***** Supplied material *****

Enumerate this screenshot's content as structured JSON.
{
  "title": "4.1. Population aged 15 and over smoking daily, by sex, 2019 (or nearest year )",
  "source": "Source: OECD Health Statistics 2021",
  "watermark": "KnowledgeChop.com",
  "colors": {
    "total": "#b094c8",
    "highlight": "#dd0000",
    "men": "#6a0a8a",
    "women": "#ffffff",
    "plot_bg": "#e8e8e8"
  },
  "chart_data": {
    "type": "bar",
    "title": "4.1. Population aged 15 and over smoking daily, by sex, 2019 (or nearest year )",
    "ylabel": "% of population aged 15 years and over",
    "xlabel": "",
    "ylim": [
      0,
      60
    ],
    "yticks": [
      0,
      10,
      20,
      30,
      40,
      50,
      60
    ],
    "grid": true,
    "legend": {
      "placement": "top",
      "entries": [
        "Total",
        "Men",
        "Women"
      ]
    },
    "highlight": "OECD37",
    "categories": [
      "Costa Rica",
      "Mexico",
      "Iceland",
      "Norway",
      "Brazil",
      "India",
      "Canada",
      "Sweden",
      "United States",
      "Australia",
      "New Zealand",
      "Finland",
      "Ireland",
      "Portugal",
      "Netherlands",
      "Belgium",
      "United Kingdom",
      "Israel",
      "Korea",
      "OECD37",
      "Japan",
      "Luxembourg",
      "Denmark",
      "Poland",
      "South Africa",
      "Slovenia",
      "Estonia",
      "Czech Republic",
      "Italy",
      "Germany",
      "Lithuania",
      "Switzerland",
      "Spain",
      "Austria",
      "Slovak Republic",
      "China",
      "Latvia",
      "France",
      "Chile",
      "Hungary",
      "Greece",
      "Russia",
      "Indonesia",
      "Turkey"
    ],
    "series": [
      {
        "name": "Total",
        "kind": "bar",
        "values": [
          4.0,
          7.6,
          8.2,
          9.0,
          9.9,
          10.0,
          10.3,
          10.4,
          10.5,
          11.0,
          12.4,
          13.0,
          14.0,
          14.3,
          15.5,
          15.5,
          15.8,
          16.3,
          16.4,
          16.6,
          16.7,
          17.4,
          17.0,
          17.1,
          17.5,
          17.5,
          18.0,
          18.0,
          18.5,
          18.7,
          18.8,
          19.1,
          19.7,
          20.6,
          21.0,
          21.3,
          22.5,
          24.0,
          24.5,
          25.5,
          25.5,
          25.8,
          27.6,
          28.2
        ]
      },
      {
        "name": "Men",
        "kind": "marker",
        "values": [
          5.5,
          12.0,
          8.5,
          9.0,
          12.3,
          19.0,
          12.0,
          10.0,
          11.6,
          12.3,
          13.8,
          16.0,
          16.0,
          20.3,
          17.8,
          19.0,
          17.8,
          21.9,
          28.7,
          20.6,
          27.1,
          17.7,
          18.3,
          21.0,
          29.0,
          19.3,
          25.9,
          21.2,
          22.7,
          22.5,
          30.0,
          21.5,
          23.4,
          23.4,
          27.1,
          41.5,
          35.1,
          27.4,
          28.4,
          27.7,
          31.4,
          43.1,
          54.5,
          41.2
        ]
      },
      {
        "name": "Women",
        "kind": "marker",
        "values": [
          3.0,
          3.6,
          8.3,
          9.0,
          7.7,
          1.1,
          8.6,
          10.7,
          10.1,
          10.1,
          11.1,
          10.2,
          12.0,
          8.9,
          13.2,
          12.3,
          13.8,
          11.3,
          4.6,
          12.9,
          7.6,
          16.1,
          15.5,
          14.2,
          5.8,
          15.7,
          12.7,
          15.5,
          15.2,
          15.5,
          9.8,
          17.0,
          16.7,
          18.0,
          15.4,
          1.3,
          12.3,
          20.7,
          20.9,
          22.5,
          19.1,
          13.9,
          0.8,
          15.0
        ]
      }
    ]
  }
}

*****

* Exercise prompt: Find the lines holding "smoking" and list every one.

* Answer to this exercise:
  "title": "4.1. Population aged 15 and over smoking daily, by sex, 2019 (or nearest year )",
    "title": "4.1. Population aged 15 and over smoking daily, by sex, 2019 (or nearest year )",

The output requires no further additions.